How many lines in this data contain the string "Inverted"? Reply with the number only.

==== Data provided

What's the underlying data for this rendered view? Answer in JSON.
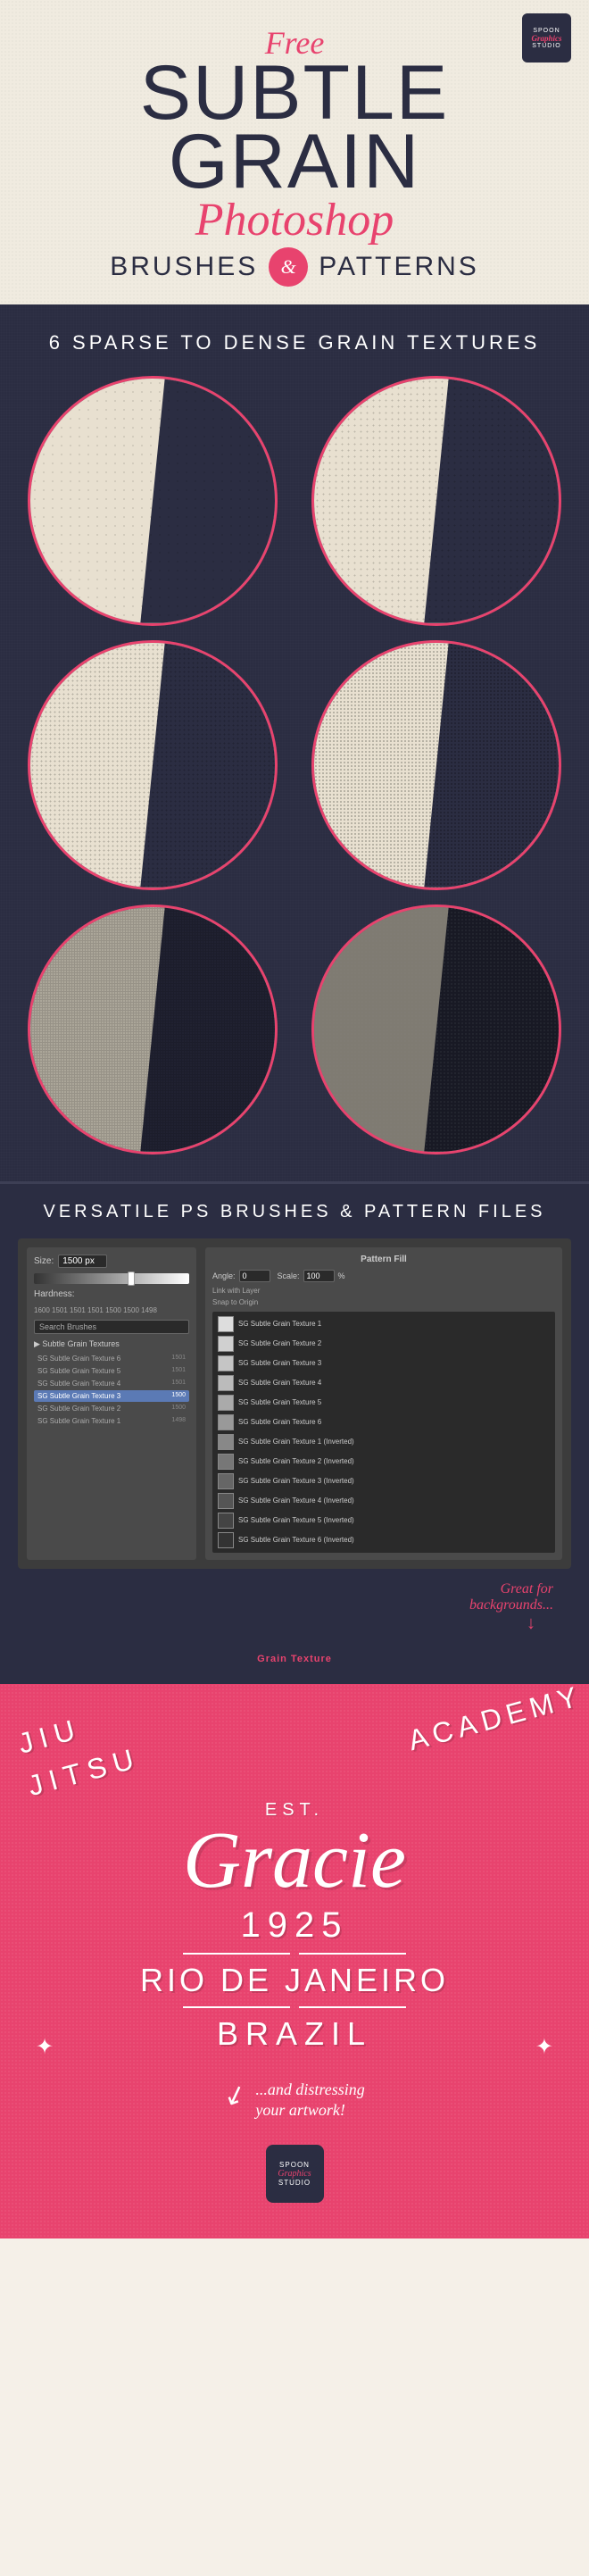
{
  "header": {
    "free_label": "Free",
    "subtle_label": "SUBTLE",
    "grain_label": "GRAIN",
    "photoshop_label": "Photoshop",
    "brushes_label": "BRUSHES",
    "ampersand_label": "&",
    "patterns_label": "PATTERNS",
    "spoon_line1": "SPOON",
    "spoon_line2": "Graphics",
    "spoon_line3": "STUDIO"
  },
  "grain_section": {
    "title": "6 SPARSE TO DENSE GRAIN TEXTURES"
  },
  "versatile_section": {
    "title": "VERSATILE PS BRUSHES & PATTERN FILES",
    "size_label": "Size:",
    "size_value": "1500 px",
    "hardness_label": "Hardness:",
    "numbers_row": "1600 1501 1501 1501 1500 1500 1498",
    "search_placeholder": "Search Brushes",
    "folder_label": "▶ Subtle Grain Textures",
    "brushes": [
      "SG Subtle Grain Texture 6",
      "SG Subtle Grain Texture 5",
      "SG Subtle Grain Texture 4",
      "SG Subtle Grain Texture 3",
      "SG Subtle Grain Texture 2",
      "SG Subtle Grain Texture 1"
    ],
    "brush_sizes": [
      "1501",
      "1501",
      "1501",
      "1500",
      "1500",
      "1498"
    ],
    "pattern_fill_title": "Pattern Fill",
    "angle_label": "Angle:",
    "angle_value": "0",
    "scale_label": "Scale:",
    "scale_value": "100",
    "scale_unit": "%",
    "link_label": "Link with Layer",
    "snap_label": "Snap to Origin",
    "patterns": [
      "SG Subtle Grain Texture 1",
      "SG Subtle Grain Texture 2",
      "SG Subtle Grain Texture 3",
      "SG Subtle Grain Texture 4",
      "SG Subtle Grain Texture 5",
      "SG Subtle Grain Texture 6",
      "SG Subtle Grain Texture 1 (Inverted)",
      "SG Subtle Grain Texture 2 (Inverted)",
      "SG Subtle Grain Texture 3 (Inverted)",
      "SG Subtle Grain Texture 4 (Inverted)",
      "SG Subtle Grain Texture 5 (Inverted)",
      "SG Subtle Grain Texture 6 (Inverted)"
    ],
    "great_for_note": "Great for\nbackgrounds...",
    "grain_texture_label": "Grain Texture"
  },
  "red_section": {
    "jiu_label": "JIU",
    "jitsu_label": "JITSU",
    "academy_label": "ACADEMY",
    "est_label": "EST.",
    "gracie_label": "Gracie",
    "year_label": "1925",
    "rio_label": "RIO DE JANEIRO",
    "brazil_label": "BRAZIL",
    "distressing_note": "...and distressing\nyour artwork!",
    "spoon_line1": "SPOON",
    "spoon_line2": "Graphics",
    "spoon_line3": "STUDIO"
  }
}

========

▶ [Answer to this task] 6